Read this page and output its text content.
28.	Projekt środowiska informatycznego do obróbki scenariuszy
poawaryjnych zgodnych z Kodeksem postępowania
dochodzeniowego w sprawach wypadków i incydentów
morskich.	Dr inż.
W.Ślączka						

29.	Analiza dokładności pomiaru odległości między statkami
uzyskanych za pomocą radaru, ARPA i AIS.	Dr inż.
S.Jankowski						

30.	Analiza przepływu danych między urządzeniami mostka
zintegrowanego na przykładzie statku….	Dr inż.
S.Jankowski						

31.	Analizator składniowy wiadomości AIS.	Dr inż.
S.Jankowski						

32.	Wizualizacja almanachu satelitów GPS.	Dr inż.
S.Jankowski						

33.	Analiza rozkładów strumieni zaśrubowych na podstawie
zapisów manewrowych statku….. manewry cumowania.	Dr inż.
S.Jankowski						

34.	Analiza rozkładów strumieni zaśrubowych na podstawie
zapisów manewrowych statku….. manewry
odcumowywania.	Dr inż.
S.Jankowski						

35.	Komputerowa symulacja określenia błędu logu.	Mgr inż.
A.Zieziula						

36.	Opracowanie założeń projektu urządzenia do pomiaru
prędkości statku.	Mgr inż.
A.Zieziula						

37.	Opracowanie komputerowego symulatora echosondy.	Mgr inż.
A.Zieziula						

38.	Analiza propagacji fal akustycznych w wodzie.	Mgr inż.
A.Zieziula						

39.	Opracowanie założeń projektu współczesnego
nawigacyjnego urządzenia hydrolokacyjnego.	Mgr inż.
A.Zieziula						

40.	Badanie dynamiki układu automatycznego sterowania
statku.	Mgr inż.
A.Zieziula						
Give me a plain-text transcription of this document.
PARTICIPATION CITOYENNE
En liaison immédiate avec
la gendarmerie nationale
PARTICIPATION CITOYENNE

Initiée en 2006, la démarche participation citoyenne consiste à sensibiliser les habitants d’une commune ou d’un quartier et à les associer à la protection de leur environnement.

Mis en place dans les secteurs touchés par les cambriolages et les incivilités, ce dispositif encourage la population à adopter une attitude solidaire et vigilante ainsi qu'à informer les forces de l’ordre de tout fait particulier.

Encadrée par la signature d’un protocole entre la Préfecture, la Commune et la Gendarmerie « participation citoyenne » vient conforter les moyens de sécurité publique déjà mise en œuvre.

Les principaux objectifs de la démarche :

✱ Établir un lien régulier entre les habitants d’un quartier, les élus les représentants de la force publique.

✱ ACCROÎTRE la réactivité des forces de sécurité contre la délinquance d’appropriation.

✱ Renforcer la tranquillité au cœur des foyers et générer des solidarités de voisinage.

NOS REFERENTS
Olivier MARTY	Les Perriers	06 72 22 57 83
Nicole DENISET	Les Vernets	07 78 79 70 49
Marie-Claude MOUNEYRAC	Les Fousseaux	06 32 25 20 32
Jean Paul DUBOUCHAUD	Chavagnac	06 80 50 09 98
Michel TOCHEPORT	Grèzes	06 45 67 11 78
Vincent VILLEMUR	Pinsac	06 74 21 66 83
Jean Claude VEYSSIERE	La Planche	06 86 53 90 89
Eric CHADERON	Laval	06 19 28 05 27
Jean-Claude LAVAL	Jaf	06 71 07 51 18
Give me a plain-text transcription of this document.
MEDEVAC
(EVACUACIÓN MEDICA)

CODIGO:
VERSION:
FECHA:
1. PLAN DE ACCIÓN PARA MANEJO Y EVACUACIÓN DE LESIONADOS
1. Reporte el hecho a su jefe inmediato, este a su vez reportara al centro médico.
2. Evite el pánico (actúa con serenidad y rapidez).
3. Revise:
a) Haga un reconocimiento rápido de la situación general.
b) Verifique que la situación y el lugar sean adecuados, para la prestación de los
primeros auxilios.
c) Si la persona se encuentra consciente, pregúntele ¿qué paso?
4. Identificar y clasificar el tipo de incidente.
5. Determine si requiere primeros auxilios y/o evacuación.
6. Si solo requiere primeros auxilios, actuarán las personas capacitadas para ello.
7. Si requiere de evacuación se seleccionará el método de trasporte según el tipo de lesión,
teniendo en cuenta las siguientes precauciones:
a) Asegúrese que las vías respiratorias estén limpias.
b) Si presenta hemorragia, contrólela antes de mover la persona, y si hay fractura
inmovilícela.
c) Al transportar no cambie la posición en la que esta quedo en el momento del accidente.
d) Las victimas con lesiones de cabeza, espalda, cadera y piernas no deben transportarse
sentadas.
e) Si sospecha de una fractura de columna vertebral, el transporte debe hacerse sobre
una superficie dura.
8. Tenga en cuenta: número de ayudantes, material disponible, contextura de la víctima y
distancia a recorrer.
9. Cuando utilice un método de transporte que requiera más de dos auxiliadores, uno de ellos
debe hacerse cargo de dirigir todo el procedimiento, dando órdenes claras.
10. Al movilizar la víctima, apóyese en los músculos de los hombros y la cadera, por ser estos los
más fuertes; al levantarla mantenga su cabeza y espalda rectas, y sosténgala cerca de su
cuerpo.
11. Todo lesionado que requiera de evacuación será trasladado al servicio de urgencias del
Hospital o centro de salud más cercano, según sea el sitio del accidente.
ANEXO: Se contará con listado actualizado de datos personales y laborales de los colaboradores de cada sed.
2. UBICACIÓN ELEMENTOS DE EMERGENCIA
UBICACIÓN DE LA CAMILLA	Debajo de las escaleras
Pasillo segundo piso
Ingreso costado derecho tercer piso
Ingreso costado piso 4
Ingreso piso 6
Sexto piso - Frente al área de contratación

- [PROBLEM REQUIREMENTS]
In the records above, how many lines include the string "cadera"? Answer with only the number.

- [COMPLETE OUTPUT]
2